===== Supplied material

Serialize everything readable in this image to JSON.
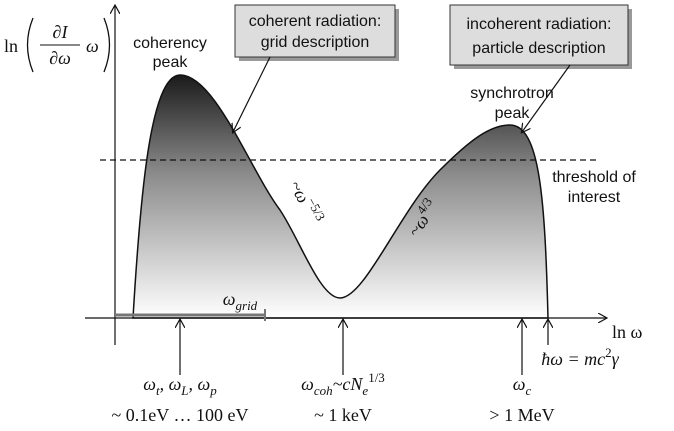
{
  "axes": {
    "y_label": {
      "prefix": "ln",
      "numerator": "∂I",
      "denominator": "∂ω",
      "factor": "ω"
    },
    "x_label": "ln ω"
  },
  "annotations": {
    "coherency_peak": [
      "coherency",
      "peak"
    ],
    "synchrotron_peak": [
      "synchrotron",
      "peak"
    ],
    "coherent_box": [
      "coherent radiation:",
      "grid description"
    ],
    "incoherent_box": [
      "incoherent radiation:",
      "particle description"
    ],
    "threshold": [
      "threshold of",
      "interest"
    ],
    "slope_falling": [
      {
        "t": "~ω"
      },
      {
        "sup": "−5/3"
      }
    ],
    "slope_rising": [
      {
        "t": "~ω"
      },
      {
        "sup": "4/3"
      }
    ],
    "grid_range": [
      {
        "t": "ω"
      },
      {
        "sub": "grid"
      }
    ]
  },
  "markers": [
    {
      "label": [
        {
          "t": "ω"
        },
        {
          "sub": "t"
        },
        {
          "t": ", ω"
        },
        {
          "sub": "L"
        },
        {
          "t": ", ω"
        },
        {
          "sub": "p"
        }
      ],
      "energy": "~ 0.1eV … 100 eV"
    },
    {
      "label": [
        {
          "t": "ω"
        },
        {
          "sub": "coh"
        },
        {
          "t": "~cN"
        },
        {
          "sub": "e"
        },
        {
          "sup": "1/3"
        }
      ],
      "energy": "~ 1 keV"
    },
    {
      "label": [
        {
          "t": "ω"
        },
        {
          "sub": "c"
        }
      ],
      "energy": "> 1 MeV"
    },
    {
      "label": [
        {
          "t": "ħω = mc"
        },
        {
          "sup": "2"
        },
        {
          "t": "γ"
        }
      ]
    }
  ]
}
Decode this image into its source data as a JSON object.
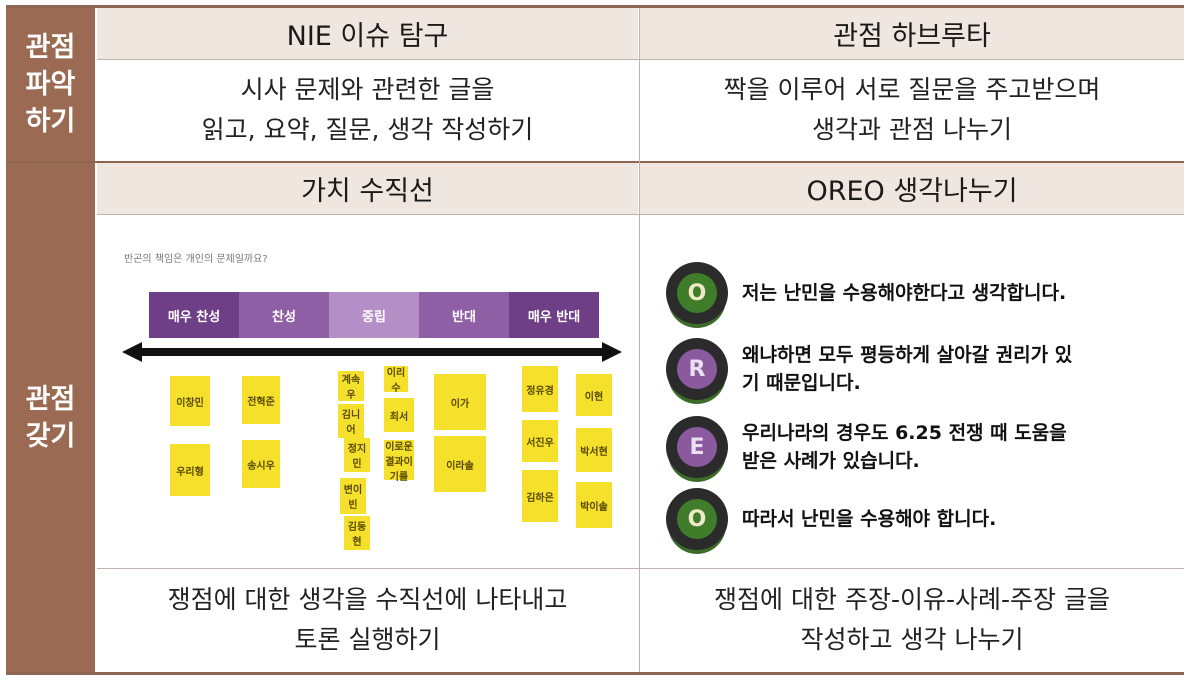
{
  "side": {
    "row1": [
      "관점",
      "파악",
      "하기"
    ],
    "row2": [
      "관점",
      "갖기"
    ]
  },
  "row1": {
    "left_header": "NIE 이슈 탐구",
    "right_header": "관점 하브루타",
    "left_body": [
      "시사 문제와 관련한 글을",
      "읽고, 요약, 질문, 생각 작성하기"
    ],
    "right_body": [
      "짝을 이루어 서로 질문을 주고받으며",
      "생각과 관점 나누기"
    ]
  },
  "row2": {
    "left_header": "가치 수직선",
    "right_header": "OREO 생각나누기",
    "left_caption": [
      "쟁점에 대한 생각을 수직선에 나타내고",
      "토론 실행하기"
    ],
    "right_caption": [
      "쟁점에 대한 주장-이유-사례-주장 글을",
      "작성하고 생각 나누기"
    ]
  },
  "value_line": {
    "question": "반곤의 책임은 개인의 문제일까요?",
    "bands": [
      {
        "label": "매우 찬성",
        "color": "#6e3f86"
      },
      {
        "label": "찬성",
        "color": "#8f5fa6"
      },
      {
        "label": "중립",
        "color": "#b48ec6"
      },
      {
        "label": "반대",
        "color": "#8f5fa6"
      },
      {
        "label": "매우 반대",
        "color": "#6e3f86"
      }
    ],
    "notes": [
      "이창민",
      "우리형",
      "전혁준",
      "송시우",
      "계속우",
      "김니어",
      "정지민",
      "변이빈",
      "김동현",
      "이리수",
      "최서",
      "이가",
      "이라솔",
      "정유경",
      "서진우",
      "김하은",
      "이현",
      "박서현",
      "박이솔",
      "이로운 결과이기를"
    ]
  },
  "oreo": {
    "items": [
      {
        "letter": "O",
        "color": "#3f7d2a",
        "text": [
          "저는 난민을 수용해야한다고 생각합니다."
        ]
      },
      {
        "letter": "R",
        "color": "#8b5a9e",
        "text": [
          "왜냐하면 모두 평등하게 살아갈 권리가 있",
          "기 때문입니다."
        ]
      },
      {
        "letter": "E",
        "color": "#8b5a9e",
        "text": [
          "우리나라의 경우도 6.25 전쟁 때 도움을",
          "받은 사례가 있습니다."
        ]
      },
      {
        "letter": "O",
        "color": "#3f7d2a",
        "text": [
          "따라서 난민을 수용해야 합니다."
        ]
      }
    ]
  }
}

==========

# Task description
Find "image". Copy every line it occurs in.

# The solution
Serialize everything readable in this image to JSON.
Decode this image into its source data as a JSON object.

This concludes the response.